**Estratto selezionato:**
****************

Sul fronte mediorientale, l’Italia prende parte a Euam Iraq, contribuendo all’attività di reclutamento e addestramento di forze di sicurezza curde ed irachene. La missione si affianca alla Nato Training Mission e alla Coalizione Internazionale contro lo Stato Islamico già attive in Iraq, a testimoniare una maggiore attenzione europea al teatro nel quale gli Stati Uniti hanno chiesto più supporto dall’Europa. Il rinnovato impegno italiano mira così anche a consolidare il rapporto con l’alleato statunitense. Per proteggere il proprio contingente dal rischio crescente di escalation con l’Iran, concretizzatasi lo scorso gennaio nel lancio di missili iraniani sulla base di Erbil che ospitava anche i militari italiani, l’Italia intende schierare una batteria di sistemi antimissile e antiaerei in Kuwait.

****************

**Materiale fornito:**
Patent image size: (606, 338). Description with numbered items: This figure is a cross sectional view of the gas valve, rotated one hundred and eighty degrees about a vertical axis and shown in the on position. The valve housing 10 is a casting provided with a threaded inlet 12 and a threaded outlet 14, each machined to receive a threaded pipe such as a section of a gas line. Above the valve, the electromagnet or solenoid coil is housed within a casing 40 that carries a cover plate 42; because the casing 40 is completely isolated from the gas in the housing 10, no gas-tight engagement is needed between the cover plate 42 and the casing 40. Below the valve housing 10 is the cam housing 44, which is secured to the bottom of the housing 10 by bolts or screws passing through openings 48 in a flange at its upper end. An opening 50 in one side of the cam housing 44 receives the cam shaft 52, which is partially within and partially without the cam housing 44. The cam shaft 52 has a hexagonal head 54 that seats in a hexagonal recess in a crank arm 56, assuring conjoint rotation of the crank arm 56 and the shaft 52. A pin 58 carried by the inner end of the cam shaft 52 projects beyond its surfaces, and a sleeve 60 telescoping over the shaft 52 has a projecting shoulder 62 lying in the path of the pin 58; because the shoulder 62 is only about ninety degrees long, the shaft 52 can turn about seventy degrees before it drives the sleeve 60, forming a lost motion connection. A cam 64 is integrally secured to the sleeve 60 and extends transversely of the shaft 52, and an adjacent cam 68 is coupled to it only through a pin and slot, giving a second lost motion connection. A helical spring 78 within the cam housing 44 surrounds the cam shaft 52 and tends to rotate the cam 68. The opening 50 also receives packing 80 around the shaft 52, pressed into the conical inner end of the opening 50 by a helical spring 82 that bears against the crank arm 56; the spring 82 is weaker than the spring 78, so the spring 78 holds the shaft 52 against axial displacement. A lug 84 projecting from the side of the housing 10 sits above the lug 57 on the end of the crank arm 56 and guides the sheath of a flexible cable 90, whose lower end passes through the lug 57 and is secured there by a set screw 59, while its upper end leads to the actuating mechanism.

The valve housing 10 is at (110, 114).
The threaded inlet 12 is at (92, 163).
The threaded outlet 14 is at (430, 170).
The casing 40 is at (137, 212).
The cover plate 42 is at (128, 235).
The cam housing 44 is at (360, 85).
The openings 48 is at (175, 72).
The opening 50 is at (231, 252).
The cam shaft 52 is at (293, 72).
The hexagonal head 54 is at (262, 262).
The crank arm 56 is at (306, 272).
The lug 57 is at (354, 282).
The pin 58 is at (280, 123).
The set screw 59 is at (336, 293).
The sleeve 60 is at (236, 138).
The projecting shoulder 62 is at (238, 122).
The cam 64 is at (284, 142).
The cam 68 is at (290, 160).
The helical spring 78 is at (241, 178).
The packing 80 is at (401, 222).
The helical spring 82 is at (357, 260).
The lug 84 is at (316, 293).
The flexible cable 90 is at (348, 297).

****************

**Cosa fare:**
[a] Spiega in una-tre frasi perché, secondo l'estratto, l'Italia intende schierare una batteria di sistemi antimissile e antiaerei in Kuwait.
[b] Riporta parola per parola l'estratto, a partire da "Sul fronte mediorientale, l’Italia" e proseguendo fino a "antiaerei in Kuwait.".
Per rispondere basati unicamente sull'estratto.

**Risposte ai compiti:**
[a] L'Italia vuole proteggere il proprio contingente dal rischio crescente di un'escalation con l'Iran. Questo rischio si è concretizzato lo scorso gennaio, quando missili iraniani sono stati lanciati sulla base di Erbil, che ospitava anche militari italiani.

[b]
Sul fronte mediorientale, l’Italia prende parte a Euam Iraq, contribuendo all’attività di reclutamento e addestramento di forze di sicurezza curde ed irachene. La missione si affianca alla Nato Training Mission e alla Coalizione Internazionale contro lo Stato Islamico già attive in Iraq, a testimoniare una maggiore attenzione europea al teatro nel quale gli Stati Uniti hanno chiesto più supporto dall’Europa. Il rinnovato impegno italiano mira così anche a consolidare il rapporto con l’alleato statunitense. Per proteggere il proprio contingente dal rischio crescente di escalation con l’Iran, concretizzatasi lo scorso gennaio nel lancio di missili iraniani sulla base di Erbil che ospitava anche i militari italiani, l’Italia intende schierare una batteria di sistemi antimissile e antiaerei in Kuwait.